*Aim of the exercise*:
Read the lines below. Copy out any that hold the string "JSON".

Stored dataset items

--------------------------------------------------

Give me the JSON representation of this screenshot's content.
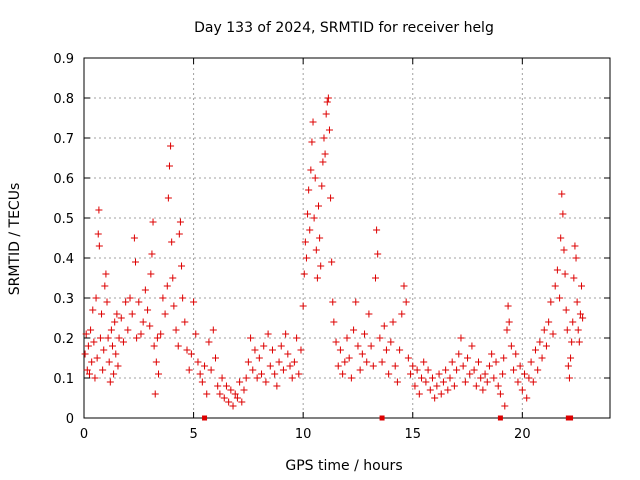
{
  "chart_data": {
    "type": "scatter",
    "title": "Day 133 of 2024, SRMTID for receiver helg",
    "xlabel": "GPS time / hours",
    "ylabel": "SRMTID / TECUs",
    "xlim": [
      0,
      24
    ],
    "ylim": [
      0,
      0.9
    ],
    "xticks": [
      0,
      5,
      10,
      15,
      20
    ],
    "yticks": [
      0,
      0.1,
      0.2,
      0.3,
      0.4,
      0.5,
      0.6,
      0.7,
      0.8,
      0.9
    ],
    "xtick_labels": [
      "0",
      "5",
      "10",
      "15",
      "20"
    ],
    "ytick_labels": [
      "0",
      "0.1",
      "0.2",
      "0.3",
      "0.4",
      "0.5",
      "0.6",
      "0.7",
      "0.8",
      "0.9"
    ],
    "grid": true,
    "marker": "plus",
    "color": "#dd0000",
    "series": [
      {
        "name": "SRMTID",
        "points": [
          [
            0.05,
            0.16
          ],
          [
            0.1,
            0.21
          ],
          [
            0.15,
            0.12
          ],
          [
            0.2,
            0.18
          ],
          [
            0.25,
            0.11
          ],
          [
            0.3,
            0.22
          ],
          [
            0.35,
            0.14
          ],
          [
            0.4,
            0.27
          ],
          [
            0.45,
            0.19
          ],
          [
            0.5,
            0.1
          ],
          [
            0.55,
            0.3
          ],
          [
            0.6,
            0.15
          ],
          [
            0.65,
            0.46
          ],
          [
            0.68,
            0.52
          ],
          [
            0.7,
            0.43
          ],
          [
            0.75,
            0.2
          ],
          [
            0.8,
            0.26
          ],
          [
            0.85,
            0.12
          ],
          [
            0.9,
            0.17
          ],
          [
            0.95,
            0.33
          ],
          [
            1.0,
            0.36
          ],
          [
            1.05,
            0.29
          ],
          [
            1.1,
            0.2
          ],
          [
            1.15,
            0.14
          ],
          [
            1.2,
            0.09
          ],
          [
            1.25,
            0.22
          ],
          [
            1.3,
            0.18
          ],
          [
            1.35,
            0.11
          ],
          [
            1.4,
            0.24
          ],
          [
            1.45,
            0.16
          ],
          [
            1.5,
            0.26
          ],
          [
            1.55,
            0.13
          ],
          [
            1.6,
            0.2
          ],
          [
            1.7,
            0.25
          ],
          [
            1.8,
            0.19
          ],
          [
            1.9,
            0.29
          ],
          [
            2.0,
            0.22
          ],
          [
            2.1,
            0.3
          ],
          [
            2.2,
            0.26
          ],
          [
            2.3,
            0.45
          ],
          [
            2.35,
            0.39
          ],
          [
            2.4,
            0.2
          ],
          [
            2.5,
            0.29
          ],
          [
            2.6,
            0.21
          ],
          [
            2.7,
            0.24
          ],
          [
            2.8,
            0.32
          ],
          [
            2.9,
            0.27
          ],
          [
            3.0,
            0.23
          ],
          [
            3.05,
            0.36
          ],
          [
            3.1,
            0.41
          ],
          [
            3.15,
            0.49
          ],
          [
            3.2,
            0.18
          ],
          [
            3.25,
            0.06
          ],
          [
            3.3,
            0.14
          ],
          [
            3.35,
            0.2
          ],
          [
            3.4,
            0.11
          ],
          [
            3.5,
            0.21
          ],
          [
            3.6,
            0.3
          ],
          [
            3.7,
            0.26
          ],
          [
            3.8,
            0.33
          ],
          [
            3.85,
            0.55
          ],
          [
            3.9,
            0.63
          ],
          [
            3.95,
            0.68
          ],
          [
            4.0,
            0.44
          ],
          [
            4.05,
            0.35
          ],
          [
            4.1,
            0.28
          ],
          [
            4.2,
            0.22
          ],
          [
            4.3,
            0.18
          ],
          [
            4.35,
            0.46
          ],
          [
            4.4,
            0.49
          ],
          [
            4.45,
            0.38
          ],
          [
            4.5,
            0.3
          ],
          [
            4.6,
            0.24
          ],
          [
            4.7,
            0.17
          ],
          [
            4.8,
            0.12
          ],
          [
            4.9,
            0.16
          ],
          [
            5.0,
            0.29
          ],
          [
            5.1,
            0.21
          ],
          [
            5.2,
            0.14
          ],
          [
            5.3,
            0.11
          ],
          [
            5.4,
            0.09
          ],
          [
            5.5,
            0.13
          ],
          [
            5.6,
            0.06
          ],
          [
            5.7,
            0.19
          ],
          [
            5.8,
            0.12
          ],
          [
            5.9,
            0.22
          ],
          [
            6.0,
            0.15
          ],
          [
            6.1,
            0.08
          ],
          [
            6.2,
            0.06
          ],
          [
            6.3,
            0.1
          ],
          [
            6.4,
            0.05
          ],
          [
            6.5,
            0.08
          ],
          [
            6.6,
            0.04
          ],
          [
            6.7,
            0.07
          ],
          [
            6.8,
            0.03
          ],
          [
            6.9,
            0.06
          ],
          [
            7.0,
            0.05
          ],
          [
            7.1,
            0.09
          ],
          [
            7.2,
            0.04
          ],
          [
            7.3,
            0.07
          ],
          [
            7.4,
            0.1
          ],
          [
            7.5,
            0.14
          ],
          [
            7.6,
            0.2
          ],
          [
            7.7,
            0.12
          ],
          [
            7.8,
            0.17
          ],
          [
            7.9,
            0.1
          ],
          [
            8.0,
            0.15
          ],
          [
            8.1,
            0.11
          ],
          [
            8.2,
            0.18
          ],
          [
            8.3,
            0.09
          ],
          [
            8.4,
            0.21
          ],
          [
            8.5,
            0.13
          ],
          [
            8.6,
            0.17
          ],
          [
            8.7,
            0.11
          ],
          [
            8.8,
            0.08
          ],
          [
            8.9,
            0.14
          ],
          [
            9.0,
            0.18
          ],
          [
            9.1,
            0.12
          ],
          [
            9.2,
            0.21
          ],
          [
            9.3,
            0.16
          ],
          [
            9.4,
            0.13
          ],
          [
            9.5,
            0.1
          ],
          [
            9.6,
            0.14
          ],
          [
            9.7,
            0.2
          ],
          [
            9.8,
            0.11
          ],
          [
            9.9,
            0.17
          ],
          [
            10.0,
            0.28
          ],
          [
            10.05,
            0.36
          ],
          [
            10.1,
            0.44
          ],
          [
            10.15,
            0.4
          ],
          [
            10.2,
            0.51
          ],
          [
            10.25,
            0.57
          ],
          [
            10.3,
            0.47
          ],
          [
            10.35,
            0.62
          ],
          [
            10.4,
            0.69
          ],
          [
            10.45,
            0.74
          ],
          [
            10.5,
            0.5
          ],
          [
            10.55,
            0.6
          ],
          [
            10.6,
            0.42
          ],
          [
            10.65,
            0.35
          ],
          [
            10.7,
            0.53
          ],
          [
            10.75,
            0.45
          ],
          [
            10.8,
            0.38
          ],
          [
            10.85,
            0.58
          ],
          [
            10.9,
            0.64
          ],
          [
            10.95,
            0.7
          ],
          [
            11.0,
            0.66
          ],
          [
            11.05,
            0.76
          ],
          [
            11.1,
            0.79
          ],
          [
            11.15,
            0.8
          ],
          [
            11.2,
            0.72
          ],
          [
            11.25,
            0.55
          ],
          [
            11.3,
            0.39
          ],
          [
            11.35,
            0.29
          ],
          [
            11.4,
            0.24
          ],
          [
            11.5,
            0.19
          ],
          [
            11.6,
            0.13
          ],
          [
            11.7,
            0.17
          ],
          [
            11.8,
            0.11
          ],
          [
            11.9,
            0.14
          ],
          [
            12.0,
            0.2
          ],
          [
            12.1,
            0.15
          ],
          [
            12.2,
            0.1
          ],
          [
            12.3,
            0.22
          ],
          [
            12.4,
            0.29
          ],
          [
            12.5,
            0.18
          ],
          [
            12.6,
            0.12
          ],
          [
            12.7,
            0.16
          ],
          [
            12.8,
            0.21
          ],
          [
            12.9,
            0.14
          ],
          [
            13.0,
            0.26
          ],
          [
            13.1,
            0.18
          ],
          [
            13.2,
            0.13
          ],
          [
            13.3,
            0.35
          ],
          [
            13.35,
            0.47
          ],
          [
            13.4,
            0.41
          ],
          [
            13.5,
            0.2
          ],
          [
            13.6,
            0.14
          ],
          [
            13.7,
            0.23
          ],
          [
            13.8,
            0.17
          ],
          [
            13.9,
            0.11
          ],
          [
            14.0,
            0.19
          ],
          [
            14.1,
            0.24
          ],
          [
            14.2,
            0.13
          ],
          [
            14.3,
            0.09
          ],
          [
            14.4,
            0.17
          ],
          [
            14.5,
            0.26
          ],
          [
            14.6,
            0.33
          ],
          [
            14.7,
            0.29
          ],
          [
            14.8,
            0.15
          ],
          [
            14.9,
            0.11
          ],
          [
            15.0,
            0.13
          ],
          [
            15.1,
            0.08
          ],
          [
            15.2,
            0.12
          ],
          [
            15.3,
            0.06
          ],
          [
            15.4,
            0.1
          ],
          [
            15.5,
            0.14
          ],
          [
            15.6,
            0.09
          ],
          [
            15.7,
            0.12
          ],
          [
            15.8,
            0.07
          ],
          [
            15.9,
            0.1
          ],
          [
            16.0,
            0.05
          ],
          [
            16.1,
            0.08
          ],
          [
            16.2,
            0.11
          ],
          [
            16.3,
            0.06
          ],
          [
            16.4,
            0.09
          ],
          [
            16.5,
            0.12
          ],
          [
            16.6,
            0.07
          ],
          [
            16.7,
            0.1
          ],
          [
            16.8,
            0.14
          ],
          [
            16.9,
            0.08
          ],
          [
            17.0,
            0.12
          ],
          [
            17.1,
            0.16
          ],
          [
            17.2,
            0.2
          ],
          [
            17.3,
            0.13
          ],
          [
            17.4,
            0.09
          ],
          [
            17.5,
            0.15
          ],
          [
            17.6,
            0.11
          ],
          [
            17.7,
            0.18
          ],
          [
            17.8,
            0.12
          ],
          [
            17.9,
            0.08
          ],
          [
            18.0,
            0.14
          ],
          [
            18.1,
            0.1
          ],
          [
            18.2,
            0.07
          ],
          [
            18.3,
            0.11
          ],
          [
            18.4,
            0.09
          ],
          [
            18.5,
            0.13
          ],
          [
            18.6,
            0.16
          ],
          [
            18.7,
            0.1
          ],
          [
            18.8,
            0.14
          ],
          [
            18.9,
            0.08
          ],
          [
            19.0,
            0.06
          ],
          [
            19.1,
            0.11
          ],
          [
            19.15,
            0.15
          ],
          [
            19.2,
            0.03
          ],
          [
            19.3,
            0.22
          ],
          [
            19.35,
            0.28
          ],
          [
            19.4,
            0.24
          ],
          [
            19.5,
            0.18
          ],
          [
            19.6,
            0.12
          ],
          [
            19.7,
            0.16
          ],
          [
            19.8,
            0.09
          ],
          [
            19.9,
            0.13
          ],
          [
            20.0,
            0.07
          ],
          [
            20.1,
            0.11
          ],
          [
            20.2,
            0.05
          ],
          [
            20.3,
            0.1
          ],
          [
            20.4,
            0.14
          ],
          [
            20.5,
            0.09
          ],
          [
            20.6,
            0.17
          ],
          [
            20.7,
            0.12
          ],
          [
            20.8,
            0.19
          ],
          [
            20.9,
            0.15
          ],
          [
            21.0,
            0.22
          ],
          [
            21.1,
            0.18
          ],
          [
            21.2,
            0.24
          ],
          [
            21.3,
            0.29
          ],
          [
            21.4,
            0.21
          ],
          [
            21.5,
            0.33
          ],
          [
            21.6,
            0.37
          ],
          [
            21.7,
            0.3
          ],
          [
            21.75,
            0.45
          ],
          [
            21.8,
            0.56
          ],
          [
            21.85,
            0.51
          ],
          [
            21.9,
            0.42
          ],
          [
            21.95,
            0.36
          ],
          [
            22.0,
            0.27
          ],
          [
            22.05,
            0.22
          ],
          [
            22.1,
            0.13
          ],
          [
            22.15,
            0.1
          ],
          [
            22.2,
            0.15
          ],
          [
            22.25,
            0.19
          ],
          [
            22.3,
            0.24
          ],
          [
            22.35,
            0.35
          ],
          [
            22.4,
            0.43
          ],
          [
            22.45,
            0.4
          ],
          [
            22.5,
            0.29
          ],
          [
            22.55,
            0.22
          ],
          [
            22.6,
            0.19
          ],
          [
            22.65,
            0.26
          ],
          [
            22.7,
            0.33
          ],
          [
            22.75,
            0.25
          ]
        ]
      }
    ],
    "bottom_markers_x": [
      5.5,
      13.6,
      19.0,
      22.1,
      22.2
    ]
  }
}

--------------------------------------------------

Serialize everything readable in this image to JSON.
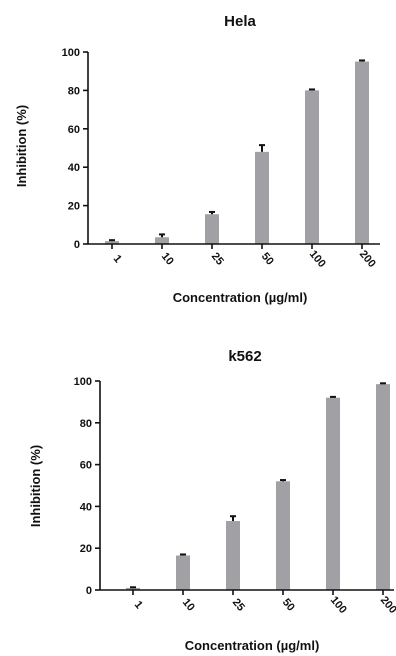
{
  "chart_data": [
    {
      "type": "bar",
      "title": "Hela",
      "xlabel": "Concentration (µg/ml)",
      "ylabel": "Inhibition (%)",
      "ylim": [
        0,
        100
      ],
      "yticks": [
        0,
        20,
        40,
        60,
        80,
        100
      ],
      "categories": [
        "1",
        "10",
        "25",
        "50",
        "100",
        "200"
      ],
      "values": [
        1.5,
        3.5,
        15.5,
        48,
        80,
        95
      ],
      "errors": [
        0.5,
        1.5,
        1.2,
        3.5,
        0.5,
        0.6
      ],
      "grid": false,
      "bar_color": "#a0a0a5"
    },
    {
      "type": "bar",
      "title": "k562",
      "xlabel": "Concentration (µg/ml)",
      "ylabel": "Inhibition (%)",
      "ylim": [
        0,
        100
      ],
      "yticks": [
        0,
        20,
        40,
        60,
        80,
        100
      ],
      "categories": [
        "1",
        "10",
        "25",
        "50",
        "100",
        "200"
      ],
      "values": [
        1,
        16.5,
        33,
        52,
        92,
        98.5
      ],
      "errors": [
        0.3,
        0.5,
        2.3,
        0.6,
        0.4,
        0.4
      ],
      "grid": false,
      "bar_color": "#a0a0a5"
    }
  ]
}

--------------------------------------------------

*The solution*:
Give me the JSON representation of this screenshot's content.
Serialize everything readable in this image to JSON.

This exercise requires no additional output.